> _Short exercise_
Copy out all lines that carry the word "Branches".

> _Data in this exercise_
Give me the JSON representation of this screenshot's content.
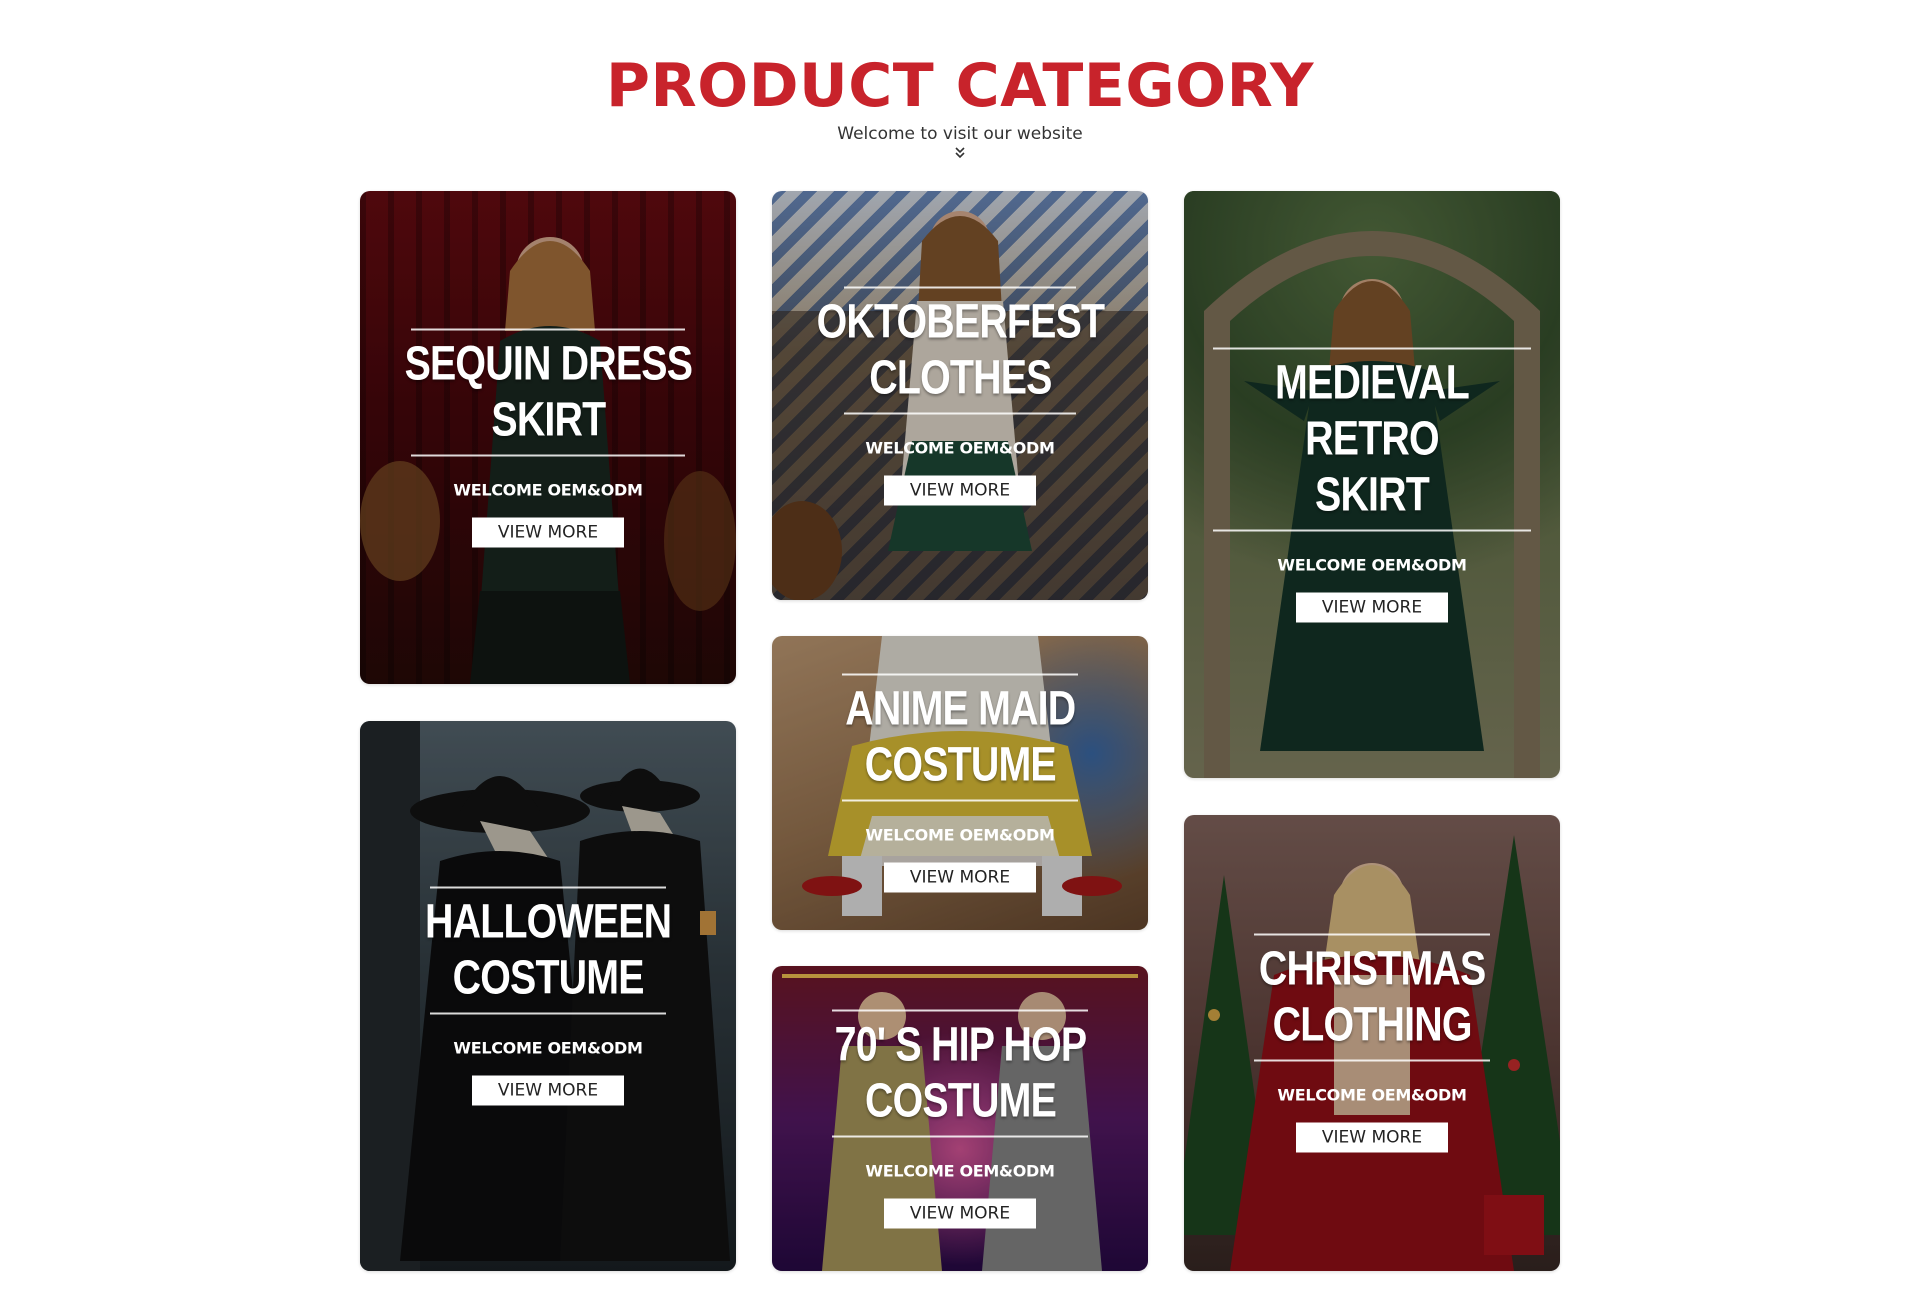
{
  "header": {
    "title": "PRODUCT CATEGORY",
    "subtitle": "Welcome to visit our website"
  },
  "cards": [
    {
      "line1": "SEQUIN DRESS",
      "line2": "SKIRT",
      "welcome": "WELCOME OEM&ODM",
      "button": "VIEW MORE"
    },
    {
      "line1": "OKTOBERFEST",
      "line2": "CLOTHES",
      "welcome": "WELCOME OEM&ODM",
      "button": "VIEW MORE"
    },
    {
      "line1": "MEDIEVAL RETRO",
      "line2": "SKIRT",
      "welcome": "WELCOME OEM&ODM",
      "button": "VIEW MORE"
    },
    {
      "line1": "ANIME MAID",
      "line2": "COSTUME",
      "welcome": "WELCOME OEM&ODM",
      "button": "VIEW MORE"
    },
    {
      "line1": "HALLOWEEN",
      "line2": "COSTUME",
      "welcome": "WELCOME OEM&ODM",
      "button": "VIEW MORE"
    },
    {
      "line1": "70' S HIP HOP",
      "line2": "COSTUME",
      "welcome": "WELCOME OEM&ODM",
      "button": "VIEW MORE"
    },
    {
      "line1": "CHRISTMAS",
      "line2": "CLOTHING",
      "welcome": "WELCOME OEM&ODM",
      "button": "VIEW MORE"
    }
  ],
  "icons": {
    "chevron": "double-chevron-down-icon"
  },
  "colors": {
    "title": "#c8232b",
    "button_bg": "#ffffff"
  }
}
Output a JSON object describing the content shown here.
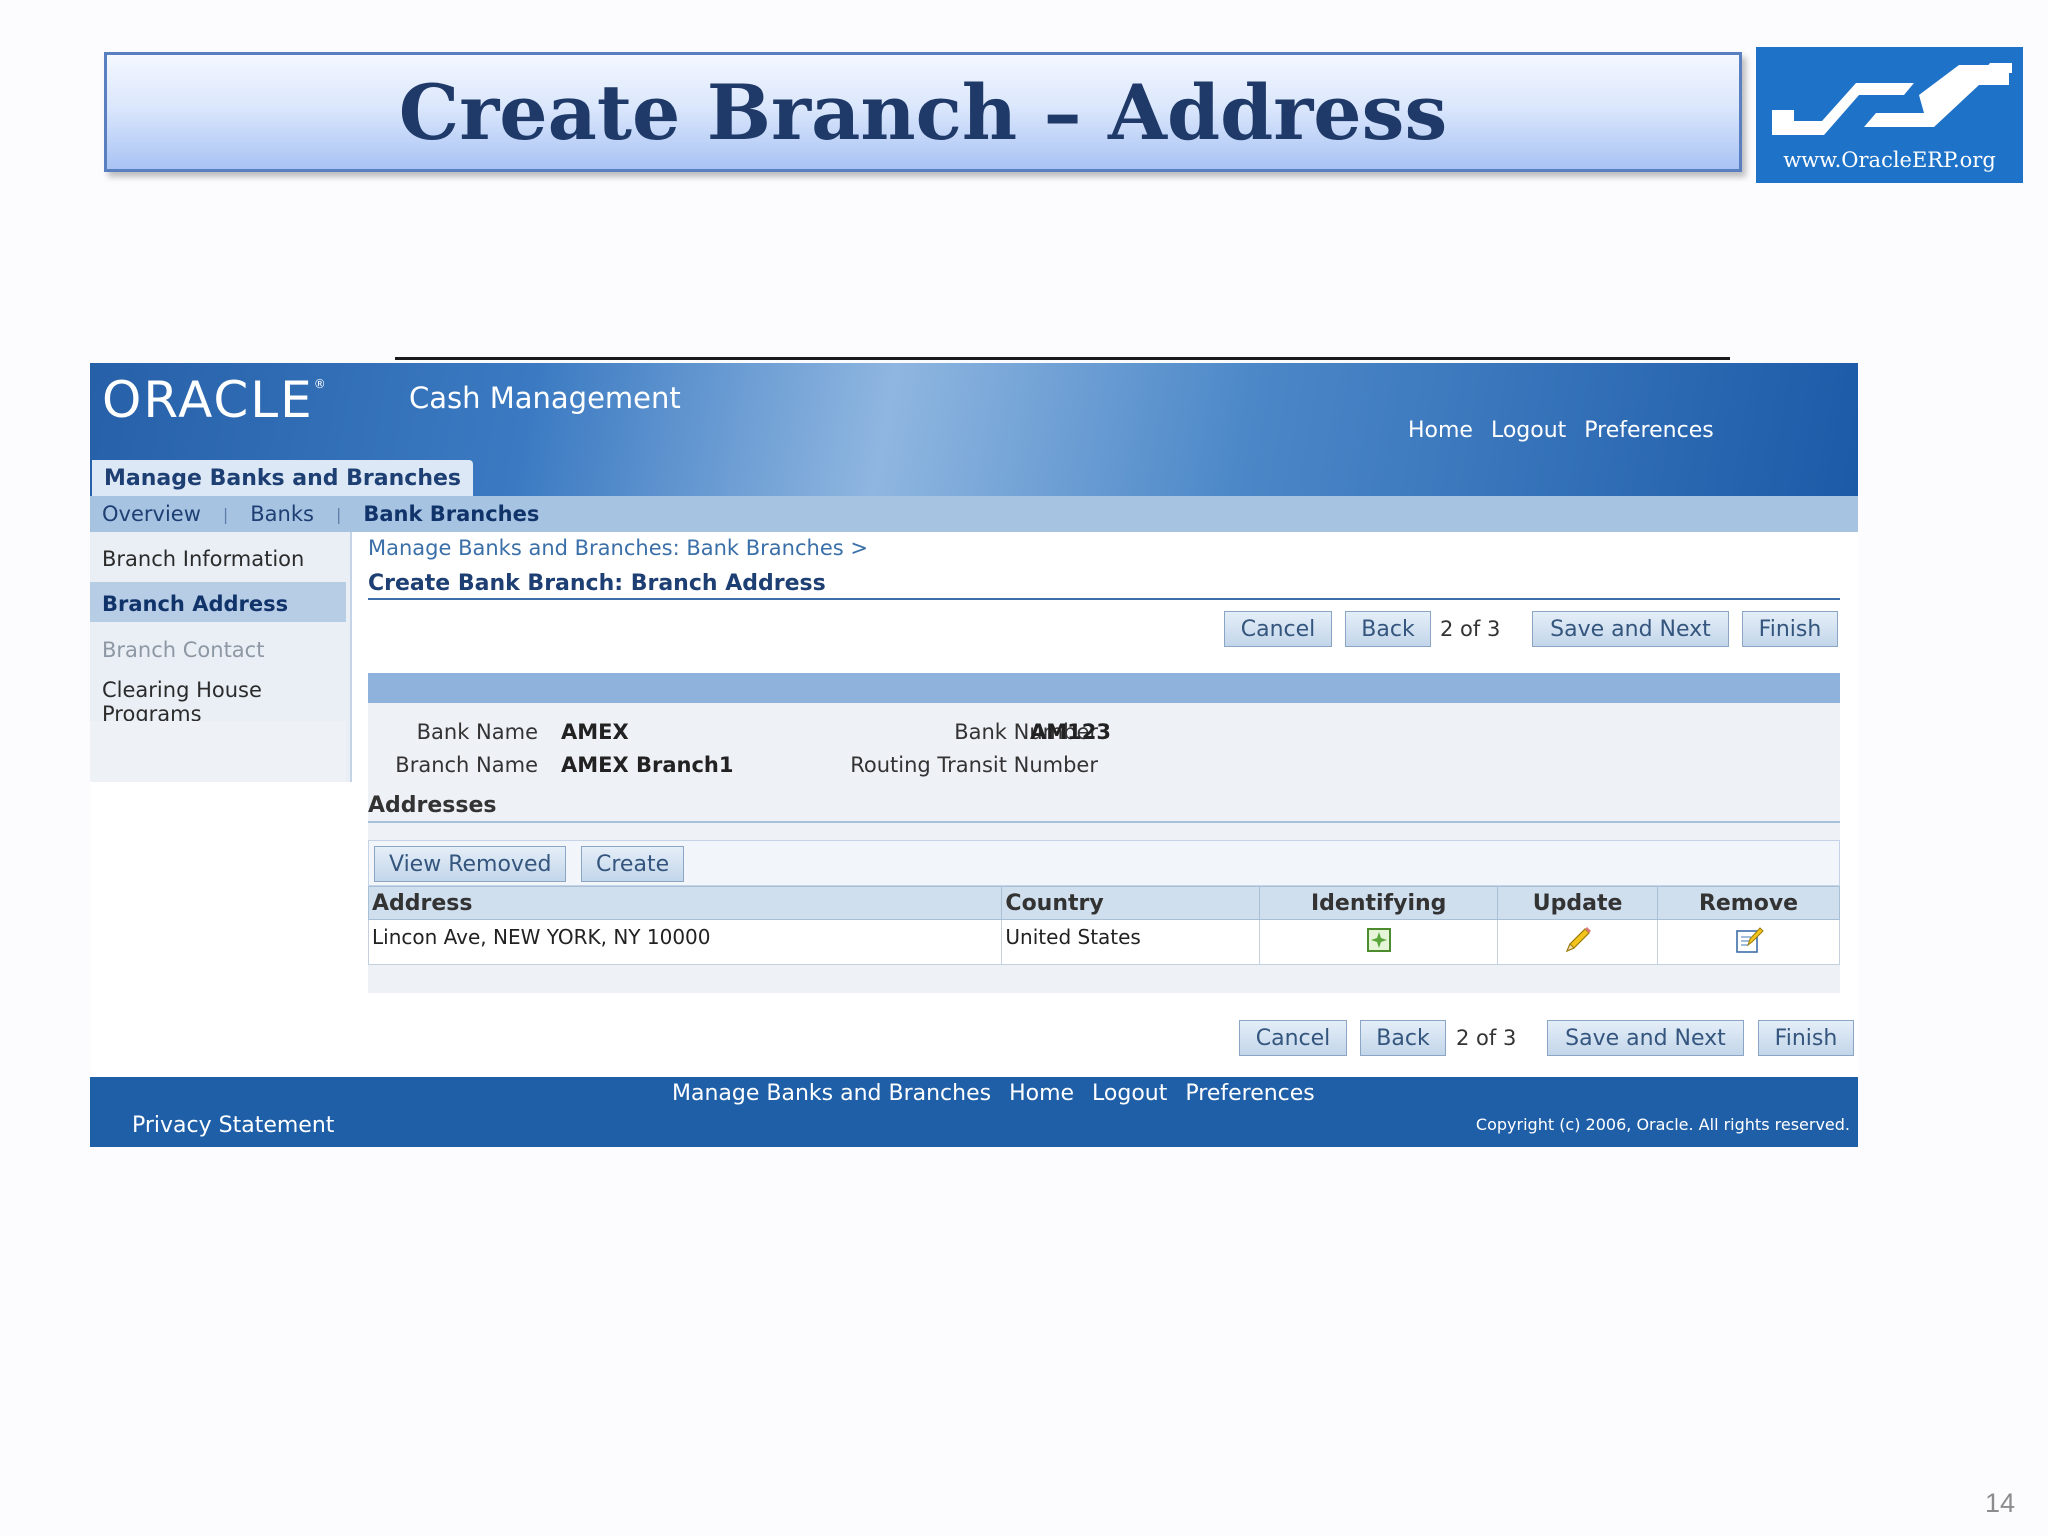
{
  "slide": {
    "title": "Create Branch – Address",
    "logo_url_text": "www.OracleERP.org",
    "page_number": "14"
  },
  "app": {
    "brand": "ORACLE",
    "product": "Cash Management",
    "global_links": [
      "Home",
      "Logout",
      "Preferences"
    ],
    "main_tab": "Manage Banks and Branches",
    "subnav": [
      "Overview",
      "Banks",
      "Bank Branches"
    ],
    "subnav_active": "Bank Branches"
  },
  "sidenav": {
    "items": [
      "Branch Information",
      "Branch Address",
      "Branch Contact",
      "Clearing House Programs"
    ],
    "clearing_line1": "Clearing House",
    "clearing_line2": "Programs"
  },
  "content": {
    "breadcrumb": "Manage Banks and Branches: Bank Branches  >",
    "heading": "Create Bank Branch: Branch Address",
    "buttons": {
      "cancel": "Cancel",
      "back": "Back",
      "save_next": "Save and Next",
      "finish": "Finish"
    },
    "step": "2 of 3",
    "fields": {
      "bank_name_label": "Bank Name",
      "bank_name": "AMEX",
      "branch_name_label": "Branch Name",
      "branch_name": "AMEX Branch1",
      "bank_number_label": "Bank Number",
      "bank_number": "AM123",
      "routing_label": "Routing Transit Number",
      "routing": ""
    },
    "addresses_title": "Addresses",
    "table_buttons": [
      "View Removed",
      "Create"
    ],
    "columns": [
      "Address",
      "Country",
      "Identifying",
      "Update",
      "Remove"
    ],
    "rows": [
      {
        "address": "Lincon Ave, NEW YORK, NY 10000",
        "country": "United States"
      }
    ]
  },
  "footer": {
    "links": [
      "Manage Banks and Branches",
      "Home",
      "Logout",
      "Preferences"
    ],
    "privacy": "Privacy Statement",
    "copyright": "Copyright (c) 2006, Oracle. All rights reserved."
  },
  "colors": {
    "title_text": "#1f3a68",
    "header_blue": "#1f5fa8",
    "accent_light": "#a7c3e2"
  }
}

> _Task response_
    "main_tab": "Manage Banks and Branches",
      "Bank Branches"
    "subnav_active": "Bank Branches"
    "breadcrumb": "Manage Banks and Branches: Bank Branches  >",
      "Manage Banks and Branches",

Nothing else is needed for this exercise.